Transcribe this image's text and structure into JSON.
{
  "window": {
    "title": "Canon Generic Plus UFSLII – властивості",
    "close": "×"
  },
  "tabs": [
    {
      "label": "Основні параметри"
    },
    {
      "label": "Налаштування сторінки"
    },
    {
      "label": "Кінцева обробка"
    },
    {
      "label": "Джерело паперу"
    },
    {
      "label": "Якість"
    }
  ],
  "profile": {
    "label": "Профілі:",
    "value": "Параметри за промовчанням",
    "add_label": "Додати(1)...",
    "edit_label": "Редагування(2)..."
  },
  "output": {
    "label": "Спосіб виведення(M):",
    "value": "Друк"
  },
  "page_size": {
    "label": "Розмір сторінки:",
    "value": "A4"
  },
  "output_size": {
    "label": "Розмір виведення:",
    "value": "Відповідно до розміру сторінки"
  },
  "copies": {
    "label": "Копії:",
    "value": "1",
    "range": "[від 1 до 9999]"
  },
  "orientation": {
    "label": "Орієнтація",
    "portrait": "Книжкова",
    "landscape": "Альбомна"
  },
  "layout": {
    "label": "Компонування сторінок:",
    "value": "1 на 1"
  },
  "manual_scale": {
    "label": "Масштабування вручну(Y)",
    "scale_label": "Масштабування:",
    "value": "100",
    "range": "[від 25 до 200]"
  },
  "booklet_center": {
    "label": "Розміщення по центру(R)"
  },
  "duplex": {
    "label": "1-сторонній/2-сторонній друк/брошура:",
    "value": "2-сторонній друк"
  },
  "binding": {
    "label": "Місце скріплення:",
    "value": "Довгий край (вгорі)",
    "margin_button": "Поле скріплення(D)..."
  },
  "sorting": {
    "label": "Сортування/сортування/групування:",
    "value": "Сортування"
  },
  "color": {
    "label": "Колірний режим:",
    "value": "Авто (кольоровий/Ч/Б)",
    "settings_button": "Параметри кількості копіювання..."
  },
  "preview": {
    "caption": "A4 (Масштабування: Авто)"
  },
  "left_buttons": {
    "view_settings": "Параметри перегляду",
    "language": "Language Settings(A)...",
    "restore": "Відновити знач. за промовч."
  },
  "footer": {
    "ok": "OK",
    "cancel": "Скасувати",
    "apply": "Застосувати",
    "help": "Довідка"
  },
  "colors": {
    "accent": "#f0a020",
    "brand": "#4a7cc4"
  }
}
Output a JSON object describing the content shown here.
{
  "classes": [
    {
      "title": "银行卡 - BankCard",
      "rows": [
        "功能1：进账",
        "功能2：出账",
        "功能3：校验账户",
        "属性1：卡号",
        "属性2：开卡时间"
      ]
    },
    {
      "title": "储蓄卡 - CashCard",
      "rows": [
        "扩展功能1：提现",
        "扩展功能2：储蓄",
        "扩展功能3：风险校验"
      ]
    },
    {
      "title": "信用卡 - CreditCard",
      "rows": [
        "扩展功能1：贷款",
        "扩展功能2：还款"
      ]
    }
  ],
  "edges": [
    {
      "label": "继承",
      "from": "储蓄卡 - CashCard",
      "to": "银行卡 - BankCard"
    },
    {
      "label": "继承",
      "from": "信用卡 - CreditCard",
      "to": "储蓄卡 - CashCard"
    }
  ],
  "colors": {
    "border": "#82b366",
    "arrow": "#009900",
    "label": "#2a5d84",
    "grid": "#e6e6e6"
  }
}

***

◆ WHAT TO PRODUCE ◆
Print the records above exactly as they appear.

◆ RESULT ◆
Transcribe this image's text and structure into JSON.
{
  "window": {
    "title": "Canon Generic Plus UFSLII – властивості",
    "close": "×"
  },
  "tabs": [
    {
      "label": "Основні параметри"
    },
    {
      "label": "Налаштування сторінки"
    },
    {
      "label": "Кінцева обробка"
    },
    {
      "label": "Джерело паперу"
    },
    {
      "label": "Якість"
    }
  ],
  "profile": {
    "label": "Профілі:",
    "value": "Параметри за промовчанням",
    "add_label": "Додати(1)...",
    "edit_label": "Редагування(2)..."
  },
  "output": {
    "label": "Спосіб виведення(M):",
    "value": "Друк"
  },
  "page_size": {
    "label": "Розмір сторінки:",
    "value": "A4"
  },
  "output_size": {
    "label": "Розмір виведення:",
    "value": "Відповідно до розміру сторінки"
  },
  "copies": {
    "label": "Копії:",
    "value": "1",
    "range": "[від 1 до 9999]"
  },
  "orientation": {
    "label": "Орієнтація",
    "portrait": "Книжкова",
    "landscape": "Альбомна"
  },
  "layout": {
    "label": "Компонування сторінок:",
    "value": "1 на 1"
  },
  "manual_scale": {
    "label": "Масштабування вручну(Y)",
    "scale_label": "Масштабування:",
    "value": "100",
    "range": "[від 25 до 200]"
  },
  "booklet_center": {
    "label": "Розміщення по центру(R)"
  },
  "duplex": {
    "label": "1-сторонній/2-сторонній друк/брошура:",
    "value": "2-сторонній друк"
  },
  "binding": {
    "label": "Місце скріплення:",
    "value": "Довгий край (вгорі)",
    "margin_button": "Поле скріплення(D)..."
  },
  "sorting": {
    "label": "Сортування/сортування/групування:",
    "value": "Сортування"
  },
  "color": {
    "label": "Колірний режим:",
    "value": "Авто (кольоровий/Ч/Б)",
    "settings_button": "Параметри кількості копіювання..."
  },
  "preview": {
    "caption": "A4 (Масштабування: Авто)"
  },
  "left_buttons": {
    "view_settings": "Параметри перегляду",
    "language": "Language Settings(A)...",
    "restore": "Відновити знач. за промовч."
  },
  "footer": {
    "ok": "OK",
    "cancel": "Скасувати",
    "apply": "Застосувати",
    "help": "Довідка"
  },
  "colors": {
    "accent": "#f0a020",
    "brand": "#4a7cc4"
  }
}
Output a JSON object describing the content shown here.
{
  "classes": [
    {
      "title": "银行卡 - BankCard",
      "rows": [
        "功能1：进账",
        "功能2：出账",
        "功能3：校验账户",
        "属性1：卡号",
        "属性2：开卡时间"
      ]
    },
    {
      "title": "储蓄卡 - CashCard",
      "rows": [
        "扩展功能1：提现",
        "扩展功能2：储蓄",
        "扩展功能3：风险校验"
      ]
    },
    {
      "title": "信用卡 - CreditCard",
      "rows": [
        "扩展功能1：贷款",
        "扩展功能2：还款"
      ]
    }
  ],
  "edges": [
    {
      "label": "继承",
      "from": "储蓄卡 - CashCard",
      "to": "银行卡 - BankCard"
    },
    {
      "label": "继承",
      "from": "信用卡 - CreditCard",
      "to": "储蓄卡 - CashCard"
    }
  ],
  "colors": {
    "border": "#82b366",
    "arrow": "#009900",
    "label": "#2a5d84",
    "grid": "#e6e6e6"
  }
}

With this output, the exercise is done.